TASK GOAL:
Restate the records that follow word for word; no pictures should appear.

MATERIAL SHOWN:
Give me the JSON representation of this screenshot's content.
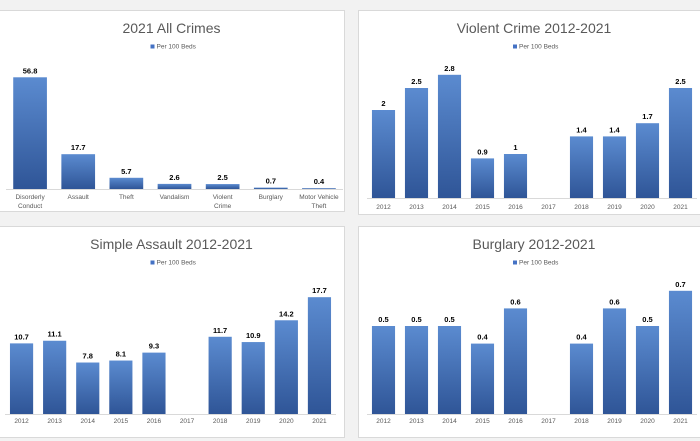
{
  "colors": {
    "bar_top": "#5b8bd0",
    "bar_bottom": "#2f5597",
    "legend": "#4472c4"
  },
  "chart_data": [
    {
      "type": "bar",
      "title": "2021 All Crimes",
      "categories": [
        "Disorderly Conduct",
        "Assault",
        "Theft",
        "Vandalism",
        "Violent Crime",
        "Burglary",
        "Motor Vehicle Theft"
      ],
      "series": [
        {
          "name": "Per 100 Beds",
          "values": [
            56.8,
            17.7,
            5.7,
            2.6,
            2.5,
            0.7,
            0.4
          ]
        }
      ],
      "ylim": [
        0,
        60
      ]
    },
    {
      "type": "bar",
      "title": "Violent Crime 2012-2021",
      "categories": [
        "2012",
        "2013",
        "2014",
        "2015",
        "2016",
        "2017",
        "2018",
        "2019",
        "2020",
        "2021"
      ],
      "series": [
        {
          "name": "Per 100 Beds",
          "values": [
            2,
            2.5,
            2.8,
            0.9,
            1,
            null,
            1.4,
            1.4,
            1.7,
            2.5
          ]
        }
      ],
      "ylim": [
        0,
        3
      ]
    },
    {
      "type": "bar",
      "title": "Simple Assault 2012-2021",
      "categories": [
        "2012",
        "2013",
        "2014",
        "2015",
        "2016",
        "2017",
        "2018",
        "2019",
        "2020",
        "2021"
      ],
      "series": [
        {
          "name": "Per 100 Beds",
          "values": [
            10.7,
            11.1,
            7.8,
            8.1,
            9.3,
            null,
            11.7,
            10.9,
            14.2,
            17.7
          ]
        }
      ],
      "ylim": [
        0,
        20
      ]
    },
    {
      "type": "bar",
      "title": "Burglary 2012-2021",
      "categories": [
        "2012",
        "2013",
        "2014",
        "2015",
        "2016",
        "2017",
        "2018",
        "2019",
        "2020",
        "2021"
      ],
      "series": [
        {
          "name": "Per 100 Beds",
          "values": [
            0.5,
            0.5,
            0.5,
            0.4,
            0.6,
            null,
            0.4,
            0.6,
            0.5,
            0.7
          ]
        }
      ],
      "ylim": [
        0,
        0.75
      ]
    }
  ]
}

RESPONSE FOR THIS EXERCISE:
Give me the JSON representation of this screenshot's content.
{
  "colors": {
    "bar_top": "#5b8bd0",
    "bar_bottom": "#2f5597",
    "legend": "#4472c4"
  },
  "chart_data": [
    {
      "type": "bar",
      "title": "2021 All Crimes",
      "categories": [
        "Disorderly Conduct",
        "Assault",
        "Theft",
        "Vandalism",
        "Violent Crime",
        "Burglary",
        "Motor Vehicle Theft"
      ],
      "series": [
        {
          "name": "Per 100 Beds",
          "values": [
            56.8,
            17.7,
            5.7,
            2.6,
            2.5,
            0.7,
            0.4
          ]
        }
      ],
      "ylim": [
        0,
        60
      ]
    },
    {
      "type": "bar",
      "title": "Violent Crime 2012-2021",
      "categories": [
        "2012",
        "2013",
        "2014",
        "2015",
        "2016",
        "2017",
        "2018",
        "2019",
        "2020",
        "2021"
      ],
      "series": [
        {
          "name": "Per 100 Beds",
          "values": [
            2,
            2.5,
            2.8,
            0.9,
            1,
            null,
            1.4,
            1.4,
            1.7,
            2.5
          ]
        }
      ],
      "ylim": [
        0,
        3
      ]
    },
    {
      "type": "bar",
      "title": "Simple Assault 2012-2021",
      "categories": [
        "2012",
        "2013",
        "2014",
        "2015",
        "2016",
        "2017",
        "2018",
        "2019",
        "2020",
        "2021"
      ],
      "series": [
        {
          "name": "Per 100 Beds",
          "values": [
            10.7,
            11.1,
            7.8,
            8.1,
            9.3,
            null,
            11.7,
            10.9,
            14.2,
            17.7
          ]
        }
      ],
      "ylim": [
        0,
        20
      ]
    },
    {
      "type": "bar",
      "title": "Burglary 2012-2021",
      "categories": [
        "2012",
        "2013",
        "2014",
        "2015",
        "2016",
        "2017",
        "2018",
        "2019",
        "2020",
        "2021"
      ],
      "series": [
        {
          "name": "Per 100 Beds",
          "values": [
            0.5,
            0.5,
            0.5,
            0.4,
            0.6,
            null,
            0.4,
            0.6,
            0.5,
            0.7
          ]
        }
      ],
      "ylim": [
        0,
        0.75
      ]
    }
  ]
}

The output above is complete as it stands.